The task
Your output should be each line from the material below that has the word "ambient".

Data to use
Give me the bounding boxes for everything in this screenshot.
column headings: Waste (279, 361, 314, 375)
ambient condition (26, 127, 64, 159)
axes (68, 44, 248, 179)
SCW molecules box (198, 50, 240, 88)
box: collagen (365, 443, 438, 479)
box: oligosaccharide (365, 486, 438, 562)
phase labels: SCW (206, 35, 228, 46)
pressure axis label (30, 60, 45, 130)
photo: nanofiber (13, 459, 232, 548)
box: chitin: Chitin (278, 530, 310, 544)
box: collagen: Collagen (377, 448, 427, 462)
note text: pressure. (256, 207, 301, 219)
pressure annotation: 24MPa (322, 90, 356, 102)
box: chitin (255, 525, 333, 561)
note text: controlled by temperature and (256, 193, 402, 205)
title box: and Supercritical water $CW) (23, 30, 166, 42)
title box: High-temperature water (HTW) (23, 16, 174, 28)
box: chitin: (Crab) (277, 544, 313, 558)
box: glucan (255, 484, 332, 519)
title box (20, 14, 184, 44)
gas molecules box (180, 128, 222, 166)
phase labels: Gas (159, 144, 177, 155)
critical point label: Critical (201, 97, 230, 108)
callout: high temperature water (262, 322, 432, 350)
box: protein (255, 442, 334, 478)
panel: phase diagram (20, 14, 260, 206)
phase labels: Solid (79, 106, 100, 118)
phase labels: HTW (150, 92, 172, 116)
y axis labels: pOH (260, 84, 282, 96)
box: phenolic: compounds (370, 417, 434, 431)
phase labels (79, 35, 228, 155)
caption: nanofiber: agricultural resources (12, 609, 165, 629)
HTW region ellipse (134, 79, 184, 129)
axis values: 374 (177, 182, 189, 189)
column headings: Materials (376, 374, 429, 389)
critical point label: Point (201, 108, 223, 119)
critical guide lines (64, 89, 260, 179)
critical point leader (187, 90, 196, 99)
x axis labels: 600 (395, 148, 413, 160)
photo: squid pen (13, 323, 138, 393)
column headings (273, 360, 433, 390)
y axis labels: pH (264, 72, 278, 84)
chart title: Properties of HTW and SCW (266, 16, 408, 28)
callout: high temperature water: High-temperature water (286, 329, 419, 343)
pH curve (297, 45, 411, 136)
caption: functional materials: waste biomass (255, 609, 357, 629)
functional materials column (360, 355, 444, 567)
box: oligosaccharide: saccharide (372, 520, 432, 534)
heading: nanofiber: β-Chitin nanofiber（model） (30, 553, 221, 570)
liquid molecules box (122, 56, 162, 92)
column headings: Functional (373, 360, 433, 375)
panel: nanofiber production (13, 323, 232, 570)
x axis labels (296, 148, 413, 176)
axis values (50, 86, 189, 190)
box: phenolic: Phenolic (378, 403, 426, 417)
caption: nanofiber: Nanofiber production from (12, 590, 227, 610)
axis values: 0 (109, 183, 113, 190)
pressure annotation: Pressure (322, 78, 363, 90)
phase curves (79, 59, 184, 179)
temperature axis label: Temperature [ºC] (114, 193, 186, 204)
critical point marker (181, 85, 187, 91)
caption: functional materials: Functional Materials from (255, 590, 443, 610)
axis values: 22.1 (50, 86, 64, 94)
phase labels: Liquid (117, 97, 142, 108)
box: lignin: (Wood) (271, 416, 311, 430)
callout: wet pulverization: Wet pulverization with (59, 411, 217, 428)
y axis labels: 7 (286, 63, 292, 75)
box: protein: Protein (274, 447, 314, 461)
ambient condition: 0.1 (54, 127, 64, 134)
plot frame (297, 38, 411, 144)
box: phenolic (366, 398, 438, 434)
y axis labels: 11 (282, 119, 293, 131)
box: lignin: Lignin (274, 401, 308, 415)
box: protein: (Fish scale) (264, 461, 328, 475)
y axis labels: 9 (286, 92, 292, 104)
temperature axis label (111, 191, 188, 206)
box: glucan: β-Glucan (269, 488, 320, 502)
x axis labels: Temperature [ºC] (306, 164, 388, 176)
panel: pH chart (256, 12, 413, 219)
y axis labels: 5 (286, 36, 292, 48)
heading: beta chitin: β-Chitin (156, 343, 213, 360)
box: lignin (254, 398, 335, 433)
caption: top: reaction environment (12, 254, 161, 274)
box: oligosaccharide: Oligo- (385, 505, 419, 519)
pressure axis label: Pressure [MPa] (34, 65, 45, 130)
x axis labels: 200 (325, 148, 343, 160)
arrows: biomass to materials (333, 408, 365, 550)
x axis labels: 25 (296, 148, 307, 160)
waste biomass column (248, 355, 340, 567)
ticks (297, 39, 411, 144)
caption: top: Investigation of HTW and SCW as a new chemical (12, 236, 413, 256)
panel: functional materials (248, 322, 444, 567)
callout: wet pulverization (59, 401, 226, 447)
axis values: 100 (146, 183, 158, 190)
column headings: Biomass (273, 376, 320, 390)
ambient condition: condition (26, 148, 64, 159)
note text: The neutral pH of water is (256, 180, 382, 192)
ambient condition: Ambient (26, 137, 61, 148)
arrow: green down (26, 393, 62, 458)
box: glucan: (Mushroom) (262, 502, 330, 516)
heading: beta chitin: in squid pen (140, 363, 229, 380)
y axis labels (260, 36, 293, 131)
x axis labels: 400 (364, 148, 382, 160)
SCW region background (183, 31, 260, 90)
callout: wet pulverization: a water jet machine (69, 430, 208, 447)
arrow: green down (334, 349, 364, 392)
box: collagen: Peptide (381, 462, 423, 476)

Result for this exercise
ambient condition (26, 127, 64, 159)
ambient condition: 0.1 (54, 127, 64, 134)
ambient condition: condition (26, 148, 64, 159)
ambient condition: Ambient (26, 137, 61, 148)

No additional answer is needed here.